Dataset records:
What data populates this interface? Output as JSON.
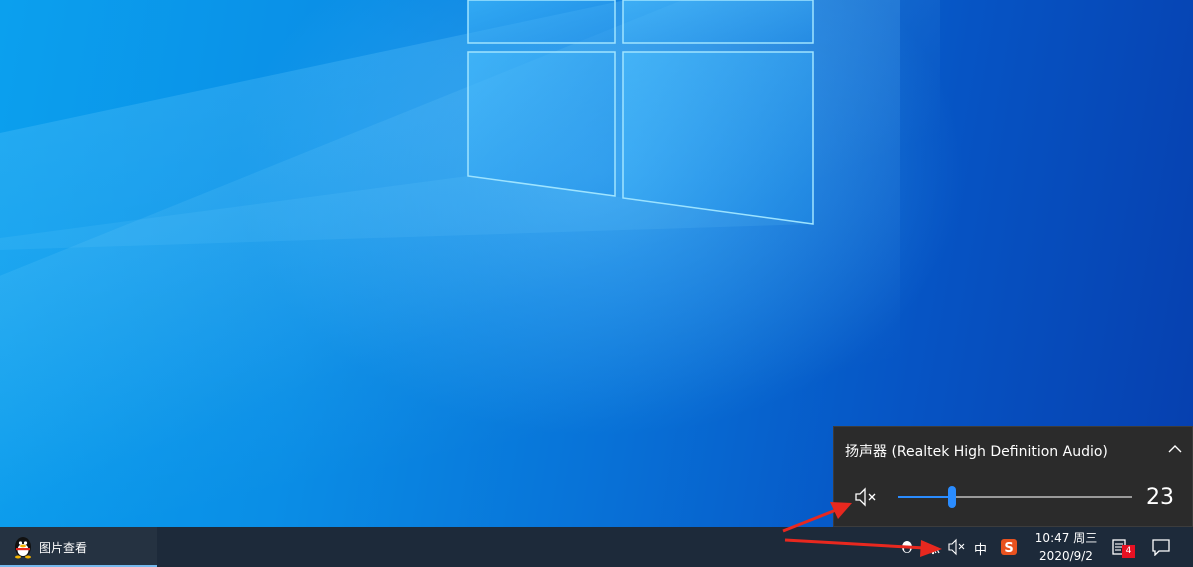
{
  "volume_flyout": {
    "device_name": "扬声器 (Realtek High Definition Audio)",
    "volume": 23,
    "volume_fraction": 0.23,
    "muted": true,
    "accent_color": "#2a8cff"
  },
  "taskbar": {
    "items": [
      {
        "label": "图片查看",
        "icon": "qq-penguin-icon",
        "active": true
      }
    ],
    "tray": {
      "ime_label": "中",
      "icons": [
        "chevron-up-icon",
        "network-icon",
        "speaker-muted-icon",
        "ime-icon",
        "sogou-icon"
      ]
    },
    "clock": {
      "time": "10:47 周三",
      "date": "2020/9/2"
    },
    "notifications_badge": "4"
  },
  "colors": {
    "taskbar_bg": "#1d2a3a",
    "flyout_bg": "#2b2b2b",
    "annotation_arrow": "#e8281f"
  }
}
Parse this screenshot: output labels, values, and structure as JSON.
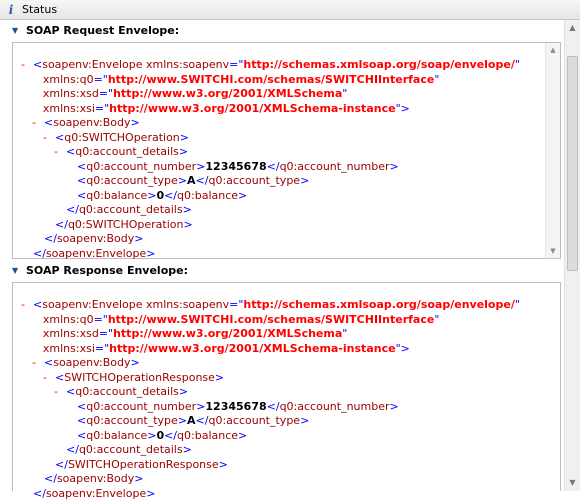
{
  "status_bar": {
    "title": "Status",
    "icon": "info-icon"
  },
  "request": {
    "header": "SOAP Request Envelope:",
    "xml": {
      "env_open": "soapenv:Envelope",
      "ns": [
        {
          "name": "xmlns:soapenv",
          "value": "http://schemas.xmlsoap.org/soap/envelope/"
        },
        {
          "name": "xmlns:q0",
          "value": "http://www.SWITCHI.com/schemas/SWITCHIInterface"
        },
        {
          "name": "xmlns:xsd",
          "value": "http://www.w3.org/2001/XMLSchema"
        },
        {
          "name": "xmlns:xsi",
          "value": "http://www.w3.org/2001/XMLSchema-instance"
        }
      ],
      "body": "soapenv:Body",
      "operation": "q0:SWITCHOperation",
      "details": "q0:account_details",
      "fields": [
        {
          "tag": "q0:account_number",
          "value": "12345678"
        },
        {
          "tag": "q0:account_type",
          "value": "A"
        },
        {
          "tag": "q0:balance",
          "value": "0"
        }
      ]
    }
  },
  "response": {
    "header": "SOAP Response Envelope:",
    "xml": {
      "env_open": "soapenv:Envelope",
      "ns": [
        {
          "name": "xmlns:soapenv",
          "value": "http://schemas.xmlsoap.org/soap/envelope/"
        },
        {
          "name": "xmlns:q0",
          "value": "http://www.SWITCHI.com/schemas/SWITCHIInterface"
        },
        {
          "name": "xmlns:xsd",
          "value": "http://www.w3.org/2001/XMLSchema"
        },
        {
          "name": "xmlns:xsi",
          "value": "http://www.w3.org/2001/XMLSchema-instance"
        }
      ],
      "body": "soapenv:Body",
      "operation": "SWITCHOperationResponse",
      "details": "q0:account_details",
      "fields": [
        {
          "tag": "q0:account_number",
          "value": "12345678"
        },
        {
          "tag": "q0:account_type",
          "value": "A"
        },
        {
          "tag": "q0:balance",
          "value": "0"
        }
      ]
    }
  }
}
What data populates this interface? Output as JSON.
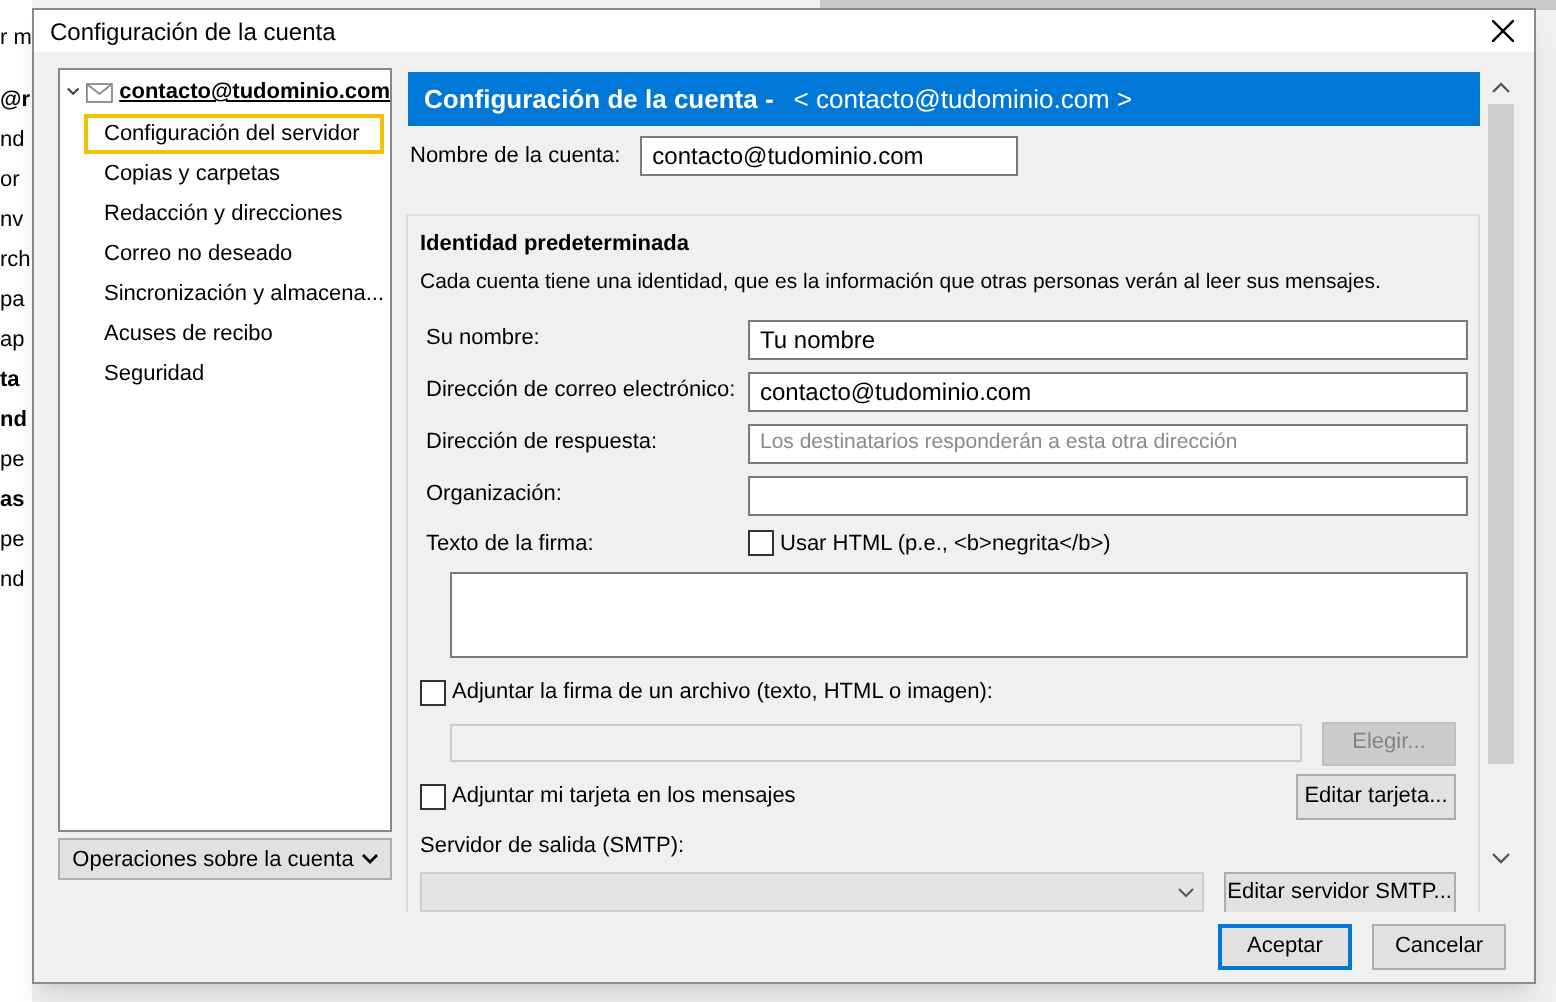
{
  "background_list": [
    "r m",
    "@r",
    "nd",
    "or",
    "nv",
    "rch",
    "pa",
    "ap",
    "ta",
    "nd",
    "pe",
    "as",
    "pe",
    "nd"
  ],
  "background_bold": [
    false,
    true,
    false,
    false,
    false,
    false,
    false,
    false,
    true,
    true,
    false,
    true,
    false,
    false
  ],
  "window": {
    "title": "Configuración de la cuenta"
  },
  "tree": {
    "account": "contacto@tudominio.com",
    "expanded": true,
    "items": [
      {
        "label": "Configuración del servidor",
        "selected": true
      },
      {
        "label": "Copias y carpetas",
        "selected": false
      },
      {
        "label": "Redacción y direcciones",
        "selected": false
      },
      {
        "label": "Correo no deseado",
        "selected": false
      },
      {
        "label": "Sincronización y almacena...",
        "selected": false
      },
      {
        "label": "Acuses de recibo",
        "selected": false
      },
      {
        "label": "Seguridad",
        "selected": false
      }
    ]
  },
  "account_actions": "Operaciones sobre la cuenta",
  "header": {
    "title": "Configuración de la cuenta -",
    "account": "< contacto@tudominio.com >"
  },
  "account_name": {
    "label": "Nombre de la cuenta:",
    "value": "contacto@tudominio.com"
  },
  "identity": {
    "title": "Identidad predeterminada",
    "description": "Cada cuenta tiene una identidad, que es la información que otras personas verán al leer sus mensajes.",
    "fields": [
      {
        "label": "Su nombre:",
        "value": "Tu nombre"
      },
      {
        "label": "Dirección de correo electrónico:",
        "value": "contacto@tudominio.com"
      },
      {
        "label": "Dirección de respuesta:",
        "placeholder": "Los destinatarios responderán a esta otra dirección"
      },
      {
        "label": "Organización:"
      }
    ],
    "signature_label": "Texto de la firma:",
    "use_html": {
      "label": "Usar HTML (p.e., <b>negrita</b>)",
      "checked": false
    },
    "attach_signature": {
      "label": "Adjuntar la firma de un archivo (texto, HTML o imagen):",
      "checked": false
    },
    "choose_button": {
      "label": "Elegir...",
      "disabled": true
    },
    "attach_card": {
      "label": "Adjuntar mi tarjeta en los mensajes",
      "checked": false
    },
    "edit_card_button": "Editar tarjeta...",
    "smtp_label": "Servidor de salida (SMTP):",
    "edit_smtp_button": "Editar servidor SMTP..."
  },
  "buttons": [
    "Aceptar",
    "Cancelar"
  ]
}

● **Exercise details**
Omit any images, then output the listing exactly.

● **Solution below**
What data populates this interface? Output as JSON.
{
  "volume_flyout": {
    "device_name": "扬声器 (Realtek High Definition Audio)",
    "volume": 23,
    "volume_fraction": 0.23,
    "muted": true,
    "accent_color": "#2a8cff"
  },
  "taskbar": {
    "items": [
      {
        "label": "图片查看",
        "icon": "qq-penguin-icon",
        "active": true
      }
    ],
    "tray": {
      "ime_label": "中",
      "icons": [
        "chevron-up-icon",
        "network-icon",
        "speaker-muted-icon",
        "ime-icon",
        "sogou-icon"
      ]
    },
    "clock": {
      "time": "10:47 周三",
      "date": "2020/9/2"
    },
    "notifications_badge": "4"
  },
  "colors": {
    "taskbar_bg": "#1d2a3a",
    "flyout_bg": "#2b2b2b",
    "annotation_arrow": "#e8281f"
  }
}
Parse this screenshot: output labels, values, and structure as JSON.
{
  "status_bar": {
    "title": "Status",
    "icon": "info-icon"
  },
  "request": {
    "header": "SOAP Request Envelope:",
    "xml": {
      "env_open": "soapenv:Envelope",
      "ns": [
        {
          "name": "xmlns:soapenv",
          "value": "http://schemas.xmlsoap.org/soap/envelope/"
        },
        {
          "name": "xmlns:q0",
          "value": "http://www.SWITCHI.com/schemas/SWITCHIInterface"
        },
        {
          "name": "xmlns:xsd",
          "value": "http://www.w3.org/2001/XMLSchema"
        },
        {
          "name": "xmlns:xsi",
          "value": "http://www.w3.org/2001/XMLSchema-instance"
        }
      ],
      "body": "soapenv:Body",
      "operation": "q0:SWITCHOperation",
      "details": "q0:account_details",
      "fields": [
        {
          "tag": "q0:account_number",
          "value": "12345678"
        },
        {
          "tag": "q0:account_type",
          "value": "A"
        },
        {
          "tag": "q0:balance",
          "value": "0"
        }
      ]
    }
  },
  "response": {
    "header": "SOAP Response Envelope:",
    "xml": {
      "env_open": "soapenv:Envelope",
      "ns": [
        {
          "name": "xmlns:soapenv",
          "value": "http://schemas.xmlsoap.org/soap/envelope/"
        },
        {
          "name": "xmlns:q0",
          "value": "http://www.SWITCHI.com/schemas/SWITCHIInterface"
        },
        {
          "name": "xmlns:xsd",
          "value": "http://www.w3.org/2001/XMLSchema"
        },
        {
          "name": "xmlns:xsi",
          "value": "http://www.w3.org/2001/XMLSchema-instance"
        }
      ],
      "body": "soapenv:Body",
      "operation": "SWITCHOperationResponse",
      "details": "q0:account_details",
      "fields": [
        {
          "tag": "q0:account_number",
          "value": "12345678"
        },
        {
          "tag": "q0:account_type",
          "value": "A"
        },
        {
          "tag": "q0:balance",
          "value": "0"
        }
      ]
    }
  }
}
What data populates this interface? Output as JSON.
{
  "background_list": [
    "r m",
    "@r",
    "nd",
    "or",
    "nv",
    "rch",
    "pa",
    "ap",
    "ta",
    "nd",
    "pe",
    "as",
    "pe",
    "nd"
  ],
  "background_bold": [
    false,
    true,
    false,
    false,
    false,
    false,
    false,
    false,
    true,
    true,
    false,
    true,
    false,
    false
  ],
  "window": {
    "title": "Configuración de la cuenta"
  },
  "tree": {
    "account": "contacto@tudominio.com",
    "expanded": true,
    "items": [
      {
        "label": "Configuración del servidor",
        "selected": true
      },
      {
        "label": "Copias y carpetas",
        "selected": false
      },
      {
        "label": "Redacción y direcciones",
        "selected": false
      },
      {
        "label": "Correo no deseado",
        "selected": false
      },
      {
        "label": "Sincronización y almacena...",
        "selected": false
      },
      {
        "label": "Acuses de recibo",
        "selected": false
      },
      {
        "label": "Seguridad",
        "selected": false
      }
    ]
  },
  "account_actions": "Operaciones sobre la cuenta",
  "header": {
    "title": "Configuración de la cuenta -",
    "account": "< contacto@tudominio.com >"
  },
  "account_name": {
    "label": "Nombre de la cuenta:",
    "value": "contacto@tudominio.com"
  },
  "identity": {
    "title": "Identidad predeterminada",
    "description": "Cada cuenta tiene una identidad, que es la información que otras personas verán al leer sus mensajes.",
    "fields": [
      {
        "label": "Su nombre:",
        "value": "Tu nombre"
      },
      {
        "label": "Dirección de correo electrónico:",
        "value": "contacto@tudominio.com"
      },
      {
        "label": "Dirección de respuesta:",
        "placeholder": "Los destinatarios responderán a esta otra dirección"
      },
      {
        "label": "Organización:"
      }
    ],
    "signature_label": "Texto de la firma:",
    "use_html": {
      "label": "Usar HTML (p.e., <b>negrita</b>)",
      "checked": false
    },
    "attach_signature": {
      "label": "Adjuntar la firma de un archivo (texto, HTML o imagen):",
      "checked": false
    },
    "choose_button": {
      "label": "Elegir...",
      "disabled": true
    },
    "attach_card": {
      "label": "Adjuntar mi tarjeta en los mensajes",
      "checked": false
    },
    "edit_card_button": "Editar tarjeta...",
    "smtp_label": "Servidor de salida (SMTP):",
    "edit_smtp_button": "Editar servidor SMTP..."
  },
  "buttons": [
    "Aceptar",
    "Cancelar"
  ]
}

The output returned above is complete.